• PROBLEM TO SOLVE:
Tally up how many lines in the listing below contain the string "izmene", and give only the total.
━━━━━━
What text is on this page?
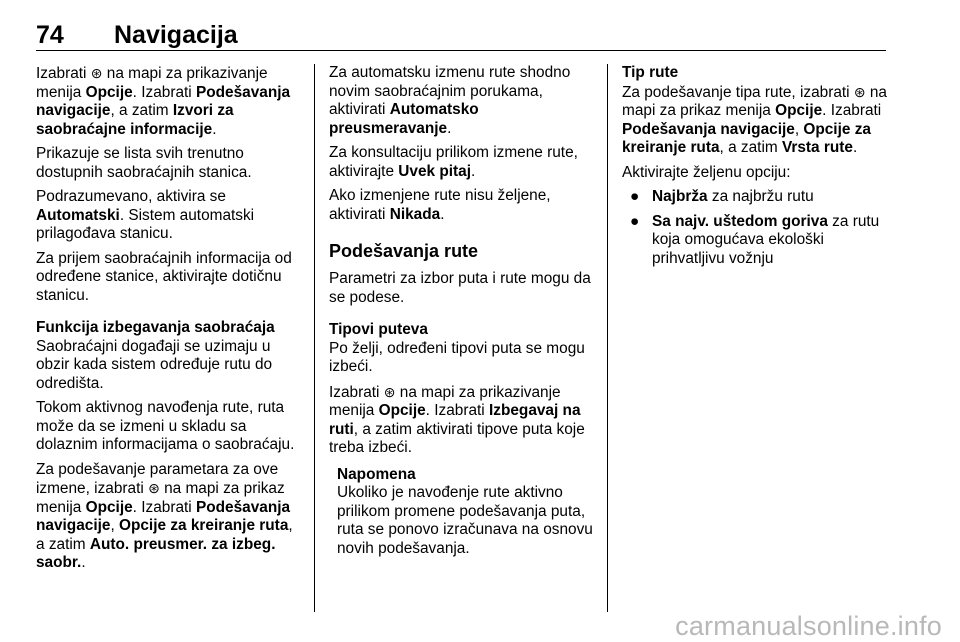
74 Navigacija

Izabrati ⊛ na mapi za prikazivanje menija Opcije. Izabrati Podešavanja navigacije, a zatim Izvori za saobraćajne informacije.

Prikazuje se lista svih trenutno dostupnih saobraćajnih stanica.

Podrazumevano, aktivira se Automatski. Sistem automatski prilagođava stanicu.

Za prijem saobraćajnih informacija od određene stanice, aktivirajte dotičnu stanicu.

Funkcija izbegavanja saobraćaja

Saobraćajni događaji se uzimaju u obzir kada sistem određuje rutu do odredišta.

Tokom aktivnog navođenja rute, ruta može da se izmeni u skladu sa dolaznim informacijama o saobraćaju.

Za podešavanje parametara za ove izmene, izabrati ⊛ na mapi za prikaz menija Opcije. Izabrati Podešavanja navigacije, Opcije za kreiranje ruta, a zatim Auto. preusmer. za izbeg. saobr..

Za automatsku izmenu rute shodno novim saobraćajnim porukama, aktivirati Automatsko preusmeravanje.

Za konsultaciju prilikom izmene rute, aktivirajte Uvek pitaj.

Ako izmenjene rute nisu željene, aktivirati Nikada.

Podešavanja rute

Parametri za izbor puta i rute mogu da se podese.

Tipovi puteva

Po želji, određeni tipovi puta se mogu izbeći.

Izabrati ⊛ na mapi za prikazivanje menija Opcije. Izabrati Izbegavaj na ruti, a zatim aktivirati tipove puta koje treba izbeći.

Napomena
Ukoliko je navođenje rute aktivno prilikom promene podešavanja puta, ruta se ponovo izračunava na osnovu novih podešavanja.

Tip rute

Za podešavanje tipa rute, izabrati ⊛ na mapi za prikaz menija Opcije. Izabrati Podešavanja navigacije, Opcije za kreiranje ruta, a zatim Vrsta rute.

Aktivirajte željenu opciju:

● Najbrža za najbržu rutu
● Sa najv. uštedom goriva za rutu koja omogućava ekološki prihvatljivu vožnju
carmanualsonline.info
━━━━━━
• SOLUTION TO THIS EXERCISE:
2